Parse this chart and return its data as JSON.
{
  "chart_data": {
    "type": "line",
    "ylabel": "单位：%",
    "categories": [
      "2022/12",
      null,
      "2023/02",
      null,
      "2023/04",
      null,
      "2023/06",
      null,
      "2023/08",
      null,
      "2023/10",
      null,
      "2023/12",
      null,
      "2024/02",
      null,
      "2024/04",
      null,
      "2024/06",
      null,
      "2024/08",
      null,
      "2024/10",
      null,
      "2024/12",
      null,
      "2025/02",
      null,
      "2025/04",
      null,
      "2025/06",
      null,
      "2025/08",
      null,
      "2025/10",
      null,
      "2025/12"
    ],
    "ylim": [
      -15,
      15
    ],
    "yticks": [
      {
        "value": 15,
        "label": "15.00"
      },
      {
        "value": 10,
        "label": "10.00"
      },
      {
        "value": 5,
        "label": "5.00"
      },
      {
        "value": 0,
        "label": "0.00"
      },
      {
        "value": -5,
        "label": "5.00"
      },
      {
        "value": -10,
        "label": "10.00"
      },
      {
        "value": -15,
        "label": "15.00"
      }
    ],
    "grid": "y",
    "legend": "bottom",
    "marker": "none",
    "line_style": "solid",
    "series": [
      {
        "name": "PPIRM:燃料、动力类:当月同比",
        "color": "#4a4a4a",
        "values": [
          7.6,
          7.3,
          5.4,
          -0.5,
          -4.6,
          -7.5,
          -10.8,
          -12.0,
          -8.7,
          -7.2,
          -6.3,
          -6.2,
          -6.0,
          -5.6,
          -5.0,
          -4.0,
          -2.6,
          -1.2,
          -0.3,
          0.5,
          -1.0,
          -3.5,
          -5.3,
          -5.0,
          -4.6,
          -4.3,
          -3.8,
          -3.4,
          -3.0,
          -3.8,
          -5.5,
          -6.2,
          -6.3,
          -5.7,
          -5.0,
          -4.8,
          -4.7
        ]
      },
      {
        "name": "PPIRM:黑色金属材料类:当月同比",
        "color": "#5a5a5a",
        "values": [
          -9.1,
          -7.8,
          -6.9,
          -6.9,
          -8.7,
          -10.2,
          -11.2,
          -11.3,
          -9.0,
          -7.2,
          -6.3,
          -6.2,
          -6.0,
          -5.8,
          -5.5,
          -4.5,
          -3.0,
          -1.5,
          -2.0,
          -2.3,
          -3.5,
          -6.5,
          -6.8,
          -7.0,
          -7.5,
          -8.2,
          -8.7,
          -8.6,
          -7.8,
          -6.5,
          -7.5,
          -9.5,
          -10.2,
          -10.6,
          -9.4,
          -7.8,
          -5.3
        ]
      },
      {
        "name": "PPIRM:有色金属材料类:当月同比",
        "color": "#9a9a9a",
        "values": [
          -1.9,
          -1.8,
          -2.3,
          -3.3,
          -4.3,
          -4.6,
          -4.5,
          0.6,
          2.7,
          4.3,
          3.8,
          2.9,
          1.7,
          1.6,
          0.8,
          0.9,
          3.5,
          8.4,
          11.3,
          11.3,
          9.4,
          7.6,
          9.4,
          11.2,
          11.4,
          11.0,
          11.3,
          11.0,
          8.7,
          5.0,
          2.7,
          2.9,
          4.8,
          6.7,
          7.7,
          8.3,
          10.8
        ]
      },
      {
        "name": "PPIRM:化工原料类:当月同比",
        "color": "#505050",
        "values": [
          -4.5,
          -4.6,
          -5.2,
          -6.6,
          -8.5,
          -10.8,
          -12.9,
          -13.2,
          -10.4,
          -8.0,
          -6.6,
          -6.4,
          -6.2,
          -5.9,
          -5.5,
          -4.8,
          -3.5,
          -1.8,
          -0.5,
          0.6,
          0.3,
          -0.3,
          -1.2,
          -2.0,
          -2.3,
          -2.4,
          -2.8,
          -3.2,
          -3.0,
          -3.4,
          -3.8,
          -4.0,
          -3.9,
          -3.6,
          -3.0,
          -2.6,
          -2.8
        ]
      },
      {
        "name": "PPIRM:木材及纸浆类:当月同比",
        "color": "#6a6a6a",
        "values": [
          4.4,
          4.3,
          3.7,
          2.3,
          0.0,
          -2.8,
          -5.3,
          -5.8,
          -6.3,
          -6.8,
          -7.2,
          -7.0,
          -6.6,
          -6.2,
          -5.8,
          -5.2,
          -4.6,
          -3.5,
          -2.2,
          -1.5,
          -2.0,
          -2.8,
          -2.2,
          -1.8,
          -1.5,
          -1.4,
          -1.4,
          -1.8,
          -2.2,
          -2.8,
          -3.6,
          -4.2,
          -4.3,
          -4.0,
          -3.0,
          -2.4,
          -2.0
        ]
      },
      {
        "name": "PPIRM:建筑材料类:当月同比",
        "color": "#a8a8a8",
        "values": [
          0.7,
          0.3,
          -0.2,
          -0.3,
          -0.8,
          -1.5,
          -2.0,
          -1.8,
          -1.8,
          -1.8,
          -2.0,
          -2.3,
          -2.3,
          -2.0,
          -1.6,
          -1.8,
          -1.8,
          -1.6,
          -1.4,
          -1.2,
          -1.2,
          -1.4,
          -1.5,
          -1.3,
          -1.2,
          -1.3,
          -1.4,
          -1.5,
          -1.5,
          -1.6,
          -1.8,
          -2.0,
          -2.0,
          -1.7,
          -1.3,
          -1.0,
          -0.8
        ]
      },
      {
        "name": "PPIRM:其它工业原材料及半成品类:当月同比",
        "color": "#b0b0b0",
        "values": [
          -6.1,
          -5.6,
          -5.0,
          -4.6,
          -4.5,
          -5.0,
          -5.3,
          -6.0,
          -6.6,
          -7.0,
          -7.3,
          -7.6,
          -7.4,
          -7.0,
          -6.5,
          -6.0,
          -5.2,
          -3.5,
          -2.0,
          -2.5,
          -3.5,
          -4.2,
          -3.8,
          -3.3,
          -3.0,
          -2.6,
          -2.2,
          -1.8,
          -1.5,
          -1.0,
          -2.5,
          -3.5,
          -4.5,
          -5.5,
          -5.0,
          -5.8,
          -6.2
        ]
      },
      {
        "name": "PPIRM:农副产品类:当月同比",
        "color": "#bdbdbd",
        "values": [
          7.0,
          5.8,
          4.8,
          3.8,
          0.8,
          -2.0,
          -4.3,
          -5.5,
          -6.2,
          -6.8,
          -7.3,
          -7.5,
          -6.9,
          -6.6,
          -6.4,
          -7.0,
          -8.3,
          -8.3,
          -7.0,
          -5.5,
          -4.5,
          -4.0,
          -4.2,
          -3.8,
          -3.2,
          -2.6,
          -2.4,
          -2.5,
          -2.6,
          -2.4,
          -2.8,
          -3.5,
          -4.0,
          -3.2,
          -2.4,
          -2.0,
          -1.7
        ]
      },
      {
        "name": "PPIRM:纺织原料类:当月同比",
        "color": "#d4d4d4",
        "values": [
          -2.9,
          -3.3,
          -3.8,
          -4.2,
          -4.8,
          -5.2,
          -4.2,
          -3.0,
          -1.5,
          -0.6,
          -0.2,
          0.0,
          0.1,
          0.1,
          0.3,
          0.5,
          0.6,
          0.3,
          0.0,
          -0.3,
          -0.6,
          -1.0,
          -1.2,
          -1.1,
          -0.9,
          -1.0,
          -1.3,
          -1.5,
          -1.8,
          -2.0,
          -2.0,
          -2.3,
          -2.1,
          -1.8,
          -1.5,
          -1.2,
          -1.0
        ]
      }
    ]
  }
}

# What is being asked
Look through the entries above and report each line where the string "name" occurs.

# Response
        "name": "PPIRM:燃料、动力类:当月同比",
        "name": "PPIRM:黑色金属材料类:当月同比",
        "name": "PPIRM:有色金属材料类:当月同比",
        "name": "PPIRM:化工原料类:当月同比",
        "name": "PPIRM:木材及纸浆类:当月同比",
        "name": "PPIRM:建筑材料类:当月同比",
        "name": "PPIRM:其它工业原材料及半成品类:当月同比",
        "name": "PPIRM:农副产品类:当月同比",
        "name": "PPIRM:纺织原料类:当月同比",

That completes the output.